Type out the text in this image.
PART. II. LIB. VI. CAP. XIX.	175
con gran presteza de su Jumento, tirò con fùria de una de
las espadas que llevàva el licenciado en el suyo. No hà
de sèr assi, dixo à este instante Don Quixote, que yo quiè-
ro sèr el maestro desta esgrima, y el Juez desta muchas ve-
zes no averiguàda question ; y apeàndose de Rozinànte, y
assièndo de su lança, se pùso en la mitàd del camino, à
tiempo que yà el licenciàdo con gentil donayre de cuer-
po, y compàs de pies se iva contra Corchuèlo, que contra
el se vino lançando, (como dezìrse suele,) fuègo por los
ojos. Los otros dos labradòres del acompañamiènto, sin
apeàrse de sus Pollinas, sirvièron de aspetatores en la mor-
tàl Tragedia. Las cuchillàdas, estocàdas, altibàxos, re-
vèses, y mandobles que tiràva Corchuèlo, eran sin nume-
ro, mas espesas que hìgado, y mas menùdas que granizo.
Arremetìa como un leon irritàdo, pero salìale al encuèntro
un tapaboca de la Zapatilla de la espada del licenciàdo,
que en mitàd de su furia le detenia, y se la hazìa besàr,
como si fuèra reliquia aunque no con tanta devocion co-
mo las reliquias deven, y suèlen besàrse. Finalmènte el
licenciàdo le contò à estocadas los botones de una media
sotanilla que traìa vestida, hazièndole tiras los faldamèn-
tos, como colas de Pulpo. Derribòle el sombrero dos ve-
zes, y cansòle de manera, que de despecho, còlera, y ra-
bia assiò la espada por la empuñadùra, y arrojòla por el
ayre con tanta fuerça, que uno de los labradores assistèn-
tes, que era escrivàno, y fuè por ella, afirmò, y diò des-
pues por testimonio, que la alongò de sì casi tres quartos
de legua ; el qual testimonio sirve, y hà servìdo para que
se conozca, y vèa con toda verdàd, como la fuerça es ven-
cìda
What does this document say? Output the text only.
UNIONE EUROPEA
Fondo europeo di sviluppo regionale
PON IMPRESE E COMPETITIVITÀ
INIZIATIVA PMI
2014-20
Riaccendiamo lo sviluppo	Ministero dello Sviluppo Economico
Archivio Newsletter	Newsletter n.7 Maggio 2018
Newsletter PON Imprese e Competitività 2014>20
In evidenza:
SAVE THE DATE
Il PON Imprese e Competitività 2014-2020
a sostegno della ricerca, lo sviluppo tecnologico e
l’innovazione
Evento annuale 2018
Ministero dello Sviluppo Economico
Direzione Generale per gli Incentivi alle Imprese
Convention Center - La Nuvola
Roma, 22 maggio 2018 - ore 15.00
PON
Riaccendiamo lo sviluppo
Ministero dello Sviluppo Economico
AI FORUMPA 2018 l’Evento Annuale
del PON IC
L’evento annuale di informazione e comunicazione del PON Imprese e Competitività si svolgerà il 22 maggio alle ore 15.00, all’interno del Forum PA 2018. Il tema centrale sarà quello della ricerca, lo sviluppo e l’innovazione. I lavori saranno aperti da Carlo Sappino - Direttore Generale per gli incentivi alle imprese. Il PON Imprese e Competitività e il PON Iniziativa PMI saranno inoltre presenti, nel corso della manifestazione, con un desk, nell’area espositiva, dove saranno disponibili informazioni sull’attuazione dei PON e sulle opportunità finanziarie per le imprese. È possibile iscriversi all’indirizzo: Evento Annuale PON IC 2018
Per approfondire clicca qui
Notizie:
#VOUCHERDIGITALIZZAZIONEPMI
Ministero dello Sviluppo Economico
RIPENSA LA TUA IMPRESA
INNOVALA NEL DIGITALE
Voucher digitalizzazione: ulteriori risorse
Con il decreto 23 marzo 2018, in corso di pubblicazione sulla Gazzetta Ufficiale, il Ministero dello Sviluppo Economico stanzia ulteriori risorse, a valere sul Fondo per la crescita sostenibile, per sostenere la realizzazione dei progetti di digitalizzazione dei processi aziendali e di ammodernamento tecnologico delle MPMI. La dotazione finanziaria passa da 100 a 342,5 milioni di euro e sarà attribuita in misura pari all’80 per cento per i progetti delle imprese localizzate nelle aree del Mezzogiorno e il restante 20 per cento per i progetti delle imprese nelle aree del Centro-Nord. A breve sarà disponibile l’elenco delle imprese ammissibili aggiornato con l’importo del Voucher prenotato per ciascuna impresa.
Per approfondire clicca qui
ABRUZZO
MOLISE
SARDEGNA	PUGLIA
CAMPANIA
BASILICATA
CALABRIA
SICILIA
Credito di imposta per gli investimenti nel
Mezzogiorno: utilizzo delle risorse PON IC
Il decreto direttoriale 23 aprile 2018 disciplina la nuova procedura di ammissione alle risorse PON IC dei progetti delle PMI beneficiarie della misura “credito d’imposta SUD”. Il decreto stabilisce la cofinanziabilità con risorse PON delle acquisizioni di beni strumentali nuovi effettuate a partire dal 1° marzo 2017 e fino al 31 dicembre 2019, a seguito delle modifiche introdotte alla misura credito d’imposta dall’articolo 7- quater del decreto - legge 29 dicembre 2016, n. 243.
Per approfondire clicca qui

^^^^^^^^

WHAT THE TASK REQUIRES> Gather and return every line that holds the string "Generale".

RESPONSE TO THE TASK>
Direzione Generale per gli Incentivi alle Imprese
L’evento annuale di informazione e comunicazione del PON Imprese e Competitività si svolgerà il 22 maggio alle ore 15.00, all’interno del Forum PA 2018. Il tema centrale sarà quello della ricerca, lo sviluppo e l’innovazione. I lavori saranno aperti da Carlo Sappino - Direttore Generale per gli incentivi alle imprese. Il PON Imprese e Competitività e il PON Iniziativa PMI saranno inoltre presenti, nel corso della manifestazione, con un desk, nell’area espositiva, dove saranno disponibili informazioni sull’attuazione dei PON e sulle opportunità finanziarie per le imprese. È possibile iscriversi all’indirizzo: Evento Annuale PON IC 2018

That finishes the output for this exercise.